_What is needed:_
Write out all of the entries exactly as given.

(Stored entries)

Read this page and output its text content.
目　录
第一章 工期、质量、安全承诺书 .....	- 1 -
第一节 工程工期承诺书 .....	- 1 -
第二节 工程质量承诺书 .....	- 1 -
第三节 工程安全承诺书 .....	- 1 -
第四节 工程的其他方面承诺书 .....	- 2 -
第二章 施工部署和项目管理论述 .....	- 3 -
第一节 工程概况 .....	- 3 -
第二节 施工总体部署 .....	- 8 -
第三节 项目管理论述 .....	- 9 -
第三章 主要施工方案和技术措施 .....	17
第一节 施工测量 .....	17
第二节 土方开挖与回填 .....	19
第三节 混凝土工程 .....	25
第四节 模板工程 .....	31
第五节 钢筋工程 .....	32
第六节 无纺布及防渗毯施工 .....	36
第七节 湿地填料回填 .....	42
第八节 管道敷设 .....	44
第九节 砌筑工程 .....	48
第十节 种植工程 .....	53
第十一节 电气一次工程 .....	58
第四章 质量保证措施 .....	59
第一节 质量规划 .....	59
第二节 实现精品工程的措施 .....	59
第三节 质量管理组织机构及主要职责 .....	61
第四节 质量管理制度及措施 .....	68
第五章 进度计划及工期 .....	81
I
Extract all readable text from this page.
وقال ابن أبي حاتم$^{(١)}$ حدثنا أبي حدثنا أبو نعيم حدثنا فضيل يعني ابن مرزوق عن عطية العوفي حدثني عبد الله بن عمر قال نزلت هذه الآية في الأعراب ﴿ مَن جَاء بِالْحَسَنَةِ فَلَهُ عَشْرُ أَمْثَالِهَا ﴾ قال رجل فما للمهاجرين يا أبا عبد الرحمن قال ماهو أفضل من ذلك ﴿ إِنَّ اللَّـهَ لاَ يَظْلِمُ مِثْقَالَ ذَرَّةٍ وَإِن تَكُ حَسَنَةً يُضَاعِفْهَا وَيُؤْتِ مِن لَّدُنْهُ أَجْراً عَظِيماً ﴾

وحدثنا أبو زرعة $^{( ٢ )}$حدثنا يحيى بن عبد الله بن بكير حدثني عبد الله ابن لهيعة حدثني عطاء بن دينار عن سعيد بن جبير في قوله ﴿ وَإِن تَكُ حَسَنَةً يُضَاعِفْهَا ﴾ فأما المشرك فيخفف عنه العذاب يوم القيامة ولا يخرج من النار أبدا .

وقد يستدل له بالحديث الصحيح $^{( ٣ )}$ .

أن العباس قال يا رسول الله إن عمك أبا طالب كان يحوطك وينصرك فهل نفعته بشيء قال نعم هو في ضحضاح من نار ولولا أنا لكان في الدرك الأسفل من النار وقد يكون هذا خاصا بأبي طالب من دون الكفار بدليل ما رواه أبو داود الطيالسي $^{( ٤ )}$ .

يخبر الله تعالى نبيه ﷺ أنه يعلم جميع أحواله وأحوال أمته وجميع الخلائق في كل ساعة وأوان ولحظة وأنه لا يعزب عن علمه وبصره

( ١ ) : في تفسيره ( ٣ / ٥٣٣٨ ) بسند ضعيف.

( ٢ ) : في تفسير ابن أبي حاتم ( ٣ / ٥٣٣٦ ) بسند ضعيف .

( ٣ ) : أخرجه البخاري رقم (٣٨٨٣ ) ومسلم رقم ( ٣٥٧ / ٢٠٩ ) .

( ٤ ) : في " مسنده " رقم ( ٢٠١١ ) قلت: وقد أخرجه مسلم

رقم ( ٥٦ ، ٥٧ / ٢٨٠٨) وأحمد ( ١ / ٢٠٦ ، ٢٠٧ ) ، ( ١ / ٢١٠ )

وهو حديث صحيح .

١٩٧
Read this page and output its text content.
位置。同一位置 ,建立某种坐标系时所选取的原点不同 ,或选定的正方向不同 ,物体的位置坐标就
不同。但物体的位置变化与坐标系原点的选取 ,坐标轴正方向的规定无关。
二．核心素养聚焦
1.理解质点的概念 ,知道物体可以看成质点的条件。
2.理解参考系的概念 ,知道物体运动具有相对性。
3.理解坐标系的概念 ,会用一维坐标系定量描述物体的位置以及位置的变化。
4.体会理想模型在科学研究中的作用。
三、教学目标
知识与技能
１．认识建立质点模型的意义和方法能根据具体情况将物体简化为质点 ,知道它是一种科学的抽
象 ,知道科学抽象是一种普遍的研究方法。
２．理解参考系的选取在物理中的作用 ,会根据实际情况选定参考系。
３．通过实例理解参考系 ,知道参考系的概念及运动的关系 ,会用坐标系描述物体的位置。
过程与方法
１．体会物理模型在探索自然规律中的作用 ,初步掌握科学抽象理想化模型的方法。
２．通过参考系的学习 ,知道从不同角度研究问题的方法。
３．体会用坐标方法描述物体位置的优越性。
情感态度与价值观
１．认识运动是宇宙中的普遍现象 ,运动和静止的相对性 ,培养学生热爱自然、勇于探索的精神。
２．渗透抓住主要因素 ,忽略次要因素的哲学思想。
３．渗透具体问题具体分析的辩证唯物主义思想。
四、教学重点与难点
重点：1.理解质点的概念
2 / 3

_Task solution:_
Read this page and output its text content.
目　录
第一章 工期、质量、安全承诺书 .....	- 1 -
第一节 工程工期承诺书 .....	- 1 -
第二节 工程质量承诺书 .....	- 1 -
第三节 工程安全承诺书 .....	- 1 -
第四节 工程的其他方面承诺书 .....	- 2 -
第二章 施工部署和项目管理论述 .....	- 3 -
第一节 工程概况 .....	- 3 -
第二节 施工总体部署 .....	- 8 -
第三节 项目管理论述 .....	- 9 -
第三章 主要施工方案和技术措施 .....	17
第一节 施工测量 .....	17
第二节 土方开挖与回填 .....	19
第三节 混凝土工程 .....	25
第四节 模板工程 .....	31
第五节 钢筋工程 .....	32
第六节 无纺布及防渗毯施工 .....	36
第七节 湿地填料回填 .....	42
第八节 管道敷设 .....	44
第九节 砌筑工程 .....	48
第十节 种植工程 .....	53
第十一节 电气一次工程 .....	58
第四章 质量保证措施 .....	59
第一节 质量规划 .....	59
第二节 实现精品工程的措施 .....	59
第三节 质量管理组织机构及主要职责 .....	61
第四节 质量管理制度及措施 .....	68
第五章 进度计划及工期 .....	81
I
Extract all readable text from this page.
وقال ابن أبي حاتم$^{(١)}$ حدثنا أبي حدثنا أبو نعيم حدثنا فضيل يعني ابن مرزوق عن عطية العوفي حدثني عبد الله بن عمر قال نزلت هذه الآية في الأعراب ﴿ مَن جَاء بِالْحَسَنَةِ فَلَهُ عَشْرُ أَمْثَالِهَا ﴾ قال رجل فما للمهاجرين يا أبا عبد الرحمن قال ماهو أفضل من ذلك ﴿ إِنَّ اللَّـهَ لاَ يَظْلِمُ مِثْقَالَ ذَرَّةٍ وَإِن تَكُ حَسَنَةً يُضَاعِفْهَا وَيُؤْتِ مِن لَّدُنْهُ أَجْراً عَظِيماً ﴾

وحدثنا أبو زرعة $^{( ٢ )}$حدثنا يحيى بن عبد الله بن بكير حدثني عبد الله ابن لهيعة حدثني عطاء بن دينار عن سعيد بن جبير في قوله ﴿ وَإِن تَكُ حَسَنَةً يُضَاعِفْهَا ﴾ فأما المشرك فيخفف عنه العذاب يوم القيامة ولا يخرج من النار أبدا .

وقد يستدل له بالحديث الصحيح $^{( ٣ )}$ .

أن العباس قال يا رسول الله إن عمك أبا طالب كان يحوطك وينصرك فهل نفعته بشيء قال نعم هو في ضحضاح من نار ولولا أنا لكان في الدرك الأسفل من النار وقد يكون هذا خاصا بأبي طالب من دون الكفار بدليل ما رواه أبو داود الطيالسي $^{( ٤ )}$ .

يخبر الله تعالى نبيه ﷺ أنه يعلم جميع أحواله وأحوال أمته وجميع الخلائق في كل ساعة وأوان ولحظة وأنه لا يعزب عن علمه وبصره

( ١ ) : في تفسيره ( ٣ / ٥٣٣٨ ) بسند ضعيف.

( ٢ ) : في تفسير ابن أبي حاتم ( ٣ / ٥٣٣٦ ) بسند ضعيف .

( ٣ ) : أخرجه البخاري رقم (٣٨٨٣ ) ومسلم رقم ( ٣٥٧ / ٢٠٩ ) .

( ٤ ) : في " مسنده " رقم ( ٢٠١١ ) قلت: وقد أخرجه مسلم

رقم ( ٥٦ ، ٥٧ / ٢٨٠٨) وأحمد ( ١ / ٢٠٦ ، ٢٠٧ ) ، ( ١ / ٢١٠ )

وهو حديث صحيح .

١٩٧
Read this page and output its text content.
位置。同一位置 ,建立某种坐标系时所选取的原点不同 ,或选定的正方向不同 ,物体的位置坐标就
不同。但物体的位置变化与坐标系原点的选取 ,坐标轴正方向的规定无关。
二．核心素养聚焦
1.理解质点的概念 ,知道物体可以看成质点的条件。
2.理解参考系的概念 ,知道物体运动具有相对性。
3.理解坐标系的概念 ,会用一维坐标系定量描述物体的位置以及位置的变化。
4.体会理想模型在科学研究中的作用。
三、教学目标
知识与技能
１．认识建立质点模型的意义和方法能根据具体情况将物体简化为质点 ,知道它是一种科学的抽
象 ,知道科学抽象是一种普遍的研究方法。
２．理解参考系的选取在物理中的作用 ,会根据实际情况选定参考系。
３．通过实例理解参考系 ,知道参考系的概念及运动的关系 ,会用坐标系描述物体的位置。
过程与方法
１．体会物理模型在探索自然规律中的作用 ,初步掌握科学抽象理想化模型的方法。
２．通过参考系的学习 ,知道从不同角度研究问题的方法。
３．体会用坐标方法描述物体位置的优越性。
情感态度与价值观
１．认识运动是宇宙中的普遍现象 ,运动和静止的相对性 ,培养学生热爱自然、勇于探索的精神。
２．渗透抓住主要因素 ,忽略次要因素的哲学思想。
３．渗透具体问题具体分析的辩证唯物主义思想。
四、教学重点与难点
重点：1.理解质点的概念
2 / 3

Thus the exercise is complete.